- [Instructions for the task]: Output each entry that follows exactly. Images stay out.

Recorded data
Begin

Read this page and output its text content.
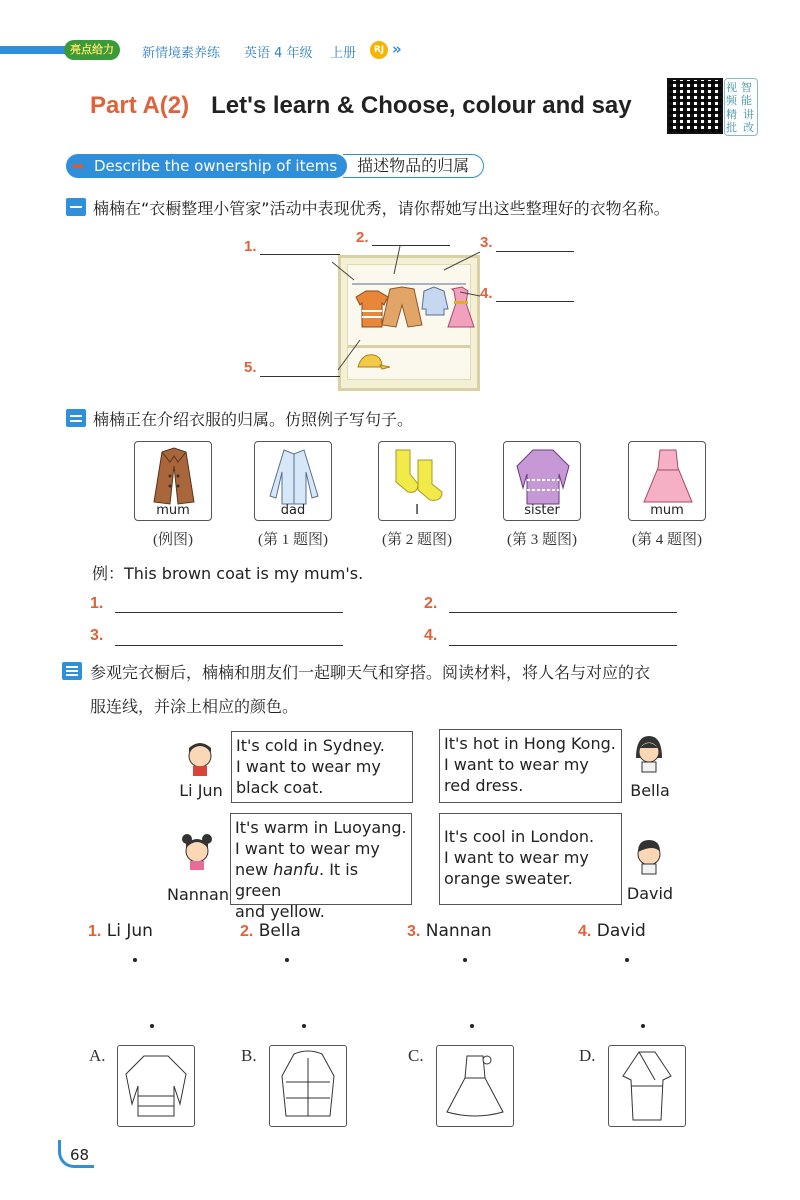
亮点给力	新情境素养练 英语 4 年级 上册	RJ »
Part A(2) Let's learn & Choose, colour and say
视频
智能
精批
讲改
➥ Describe the ownership of items	描述物品的归属
楠楠在“衣橱整理小管家”活动中表现优秀，请你帮她写出这些整理好的衣物名称。
1.
2.	3.
4.
5.
楠楠正在介绍衣服的归属。仿照例子写句子。
mum	dad	I	sister	mum
(例图)	(第 1 题图)	(第 2 题图)	(第 3 题图)	(第 4 题图)
例：This brown coat is my mum's.
1.	2.
3.	4.
参观完衣橱后，楠楠和朋友们一起聊天气和穿搭。阅读材料，将人名与对应的衣
服连线，并涂上相应的颜色。
Li Jun
It's cold in Sydney.
I want to wear my
black coat.
It's hot in Hong Kong.
I want to wear my
red dress.	Bella
Nannan
It's warm in Luoyang.
I want to wear my
new hanfu. It is green
and yellow.
It's cool in London.
I want to wear my
orange sweater.
David
1. Li Jun	2. Bella	3. Nannan	4. David
A.	B.	C.	D.
68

End

- [Answer to this problem]:
Read this page and output its text content.
亮点给力	新情境素养练 英语 4 年级 上册	RJ »
Part A(2) Let's learn & Choose, colour and say
视频
智能
精批
讲改
➥ Describe the ownership of items	描述物品的归属
楠楠在“衣橱整理小管家”活动中表现优秀，请你帮她写出这些整理好的衣物名称。
1.
2.	3.
4.
5.
楠楠正在介绍衣服的归属。仿照例子写句子。
mum	dad	I	sister	mum
(例图)	(第 1 题图)	(第 2 题图)	(第 3 题图)	(第 4 题图)
例：This brown coat is my mum's.
1.	2.
3.	4.
参观完衣橱后，楠楠和朋友们一起聊天气和穿搭。阅读材料，将人名与对应的衣
服连线，并涂上相应的颜色。
Li Jun
It's cold in Sydney.
I want to wear my
black coat.
It's hot in Hong Kong.
I want to wear my
red dress.	Bella
Nannan
It's warm in Luoyang.
I want to wear my
new hanfu. It is green
and yellow.
It's cool in London.
I want to wear my
orange sweater.
David
1. Li Jun	2. Bella	3. Nannan	4. David
A.	B.	C.	D.
68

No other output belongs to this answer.